Direction: Gather each line containing the string "меню" from these entries.

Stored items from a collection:
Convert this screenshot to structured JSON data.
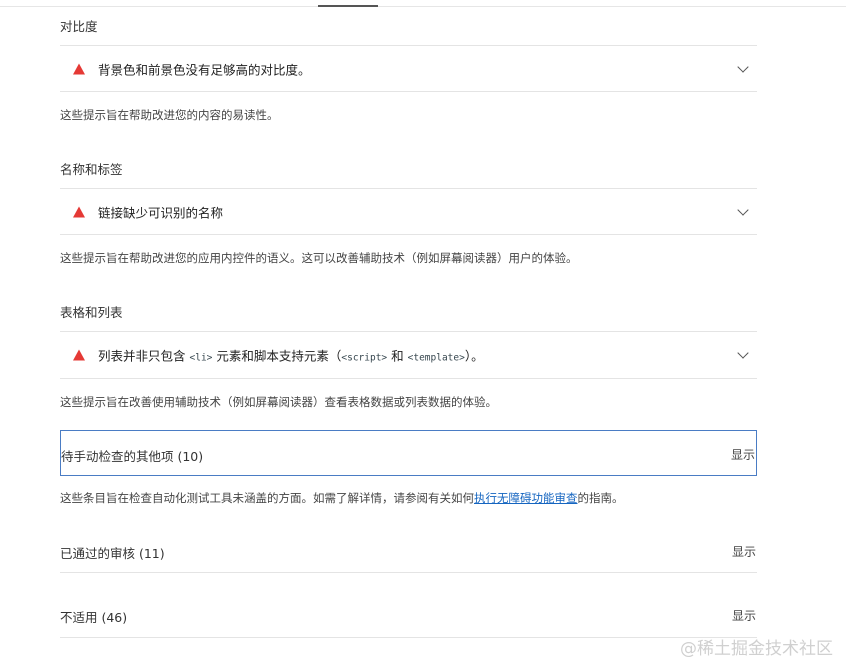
{
  "sections": [
    {
      "title": "对比度",
      "audit": {
        "text": "背景色和前景色没有足够高的对比度。"
      },
      "description": "这些提示旨在帮助改进您的内容的易读性。"
    },
    {
      "title": "名称和标签",
      "audit": {
        "text": "链接缺少可识别的名称"
      },
      "description": "这些提示旨在帮助改进您的应用内控件的语义。这可以改善辅助技术（例如屏幕阅读器）用户的体验。"
    },
    {
      "title": "表格和列表",
      "audit": {
        "part1": "列表并非只包含",
        "code1": "<li>",
        "part2": "元素和脚本支持元素（",
        "code2": "<script>",
        "part3": "和",
        "code3": "<template>",
        "part4": "）。"
      },
      "description": "这些提示旨在改善使用辅助技术（例如屏幕阅读器）查看表格数据或列表数据的体验。"
    }
  ],
  "manual": {
    "label": "待手动检查的其他项 (10)",
    "show": "显示",
    "description_before": "这些条目旨在检查自动化测试工具未涵盖的方面。如需了解详情，请参阅有关如何",
    "link": "执行无障碍功能审查",
    "description_after": "的指南。"
  },
  "passed": {
    "label": "已通过的审核 (11)",
    "show": "显示"
  },
  "not_applicable": {
    "label": "不适用 (46)",
    "show": "显示"
  },
  "watermark": "@稀土掘金技术社区",
  "colors": {
    "warning": "#e53935",
    "link": "#1565c0",
    "focus_border": "#4a7cc4"
  }
}
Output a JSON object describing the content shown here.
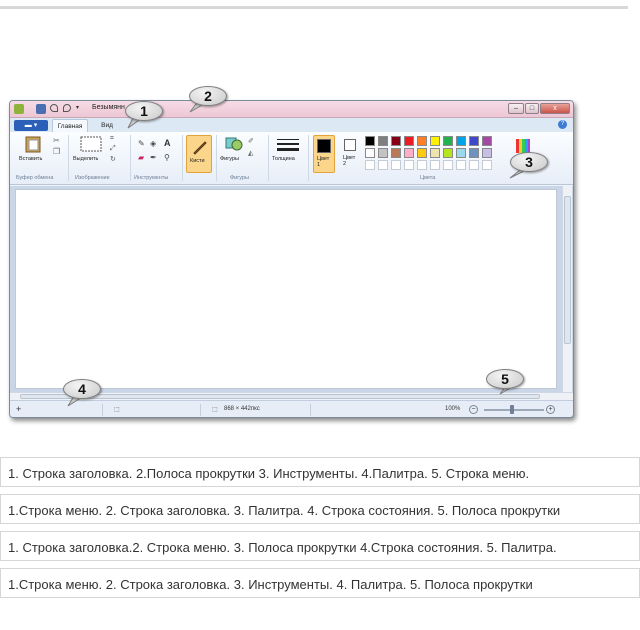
{
  "paint": {
    "title": "Безымянн",
    "file_tab": "▬ ▾",
    "tabs": [
      "Главная",
      "Вид"
    ],
    "groups": {
      "clipboard": "Буфер обмена",
      "image": "Изображение",
      "tools": "Инструменты",
      "shapes": "Фигуры",
      "colors": "Цвета"
    },
    "buttons": {
      "paste": "Вставить",
      "select": "Выделить",
      "brushes": "Кисти",
      "shapes": "Фигуры",
      "size": "Толщина",
      "color1": "Цвет 1",
      "color2": "Цвет 2"
    },
    "window_buttons": {
      "minimize": "–",
      "maximize": "□",
      "close": "x"
    },
    "status": {
      "canvas_size": "868 × 442пкс",
      "zoom": "100%"
    },
    "palette_row1": [
      "#000000",
      "#7f7f7f",
      "#880015",
      "#ed1c24",
      "#ff7f27",
      "#fff200",
      "#22b14c",
      "#00a2e8",
      "#3f48cc",
      "#a349a4"
    ],
    "palette_row2": [
      "#ffffff",
      "#c3c3c3",
      "#b97a57",
      "#ffaec9",
      "#ffc90e",
      "#efe4b0",
      "#b5e61d",
      "#99d9ea",
      "#7092be",
      "#c8bfe7"
    ]
  },
  "callouts": [
    "1",
    "2",
    "3",
    "4",
    "5"
  ],
  "options": [
    "1. Строка заголовка. 2.Полоса прокрутки 3. Инструменты. 4.Палитра. 5. Строка меню.",
    "1.Строка меню. 2. Строка заголовка. 3. Палитра. 4. Строка состояния. 5. Полоса прокрутки",
    "1. Строка заголовка.2. Строка меню. 3. Полоса прокрутки 4.Строка состояния. 5. Палитра.",
    "1.Строка меню. 2. Строка заголовка. 3. Инструменты. 4. Палитра. 5. Полоса прокрутки"
  ]
}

Expected answer:
    "1. Строка заголовка. 2.Полоса прокрутки 3. Инструменты. 4.Палитра. 5. Строка меню.",
    "1.Строка меню. 2. Строка заголовка. 3. Палитра. 4. Строка состояния. 5. Полоса прокрутки",
    "1. Строка заголовка.2. Строка меню. 3. Полоса прокрутки 4.Строка состояния. 5. Палитра.",
    "1.Строка меню. 2. Строка заголовка. 3. Инструменты. 4. Палитра. 5. Полоса прокрутки"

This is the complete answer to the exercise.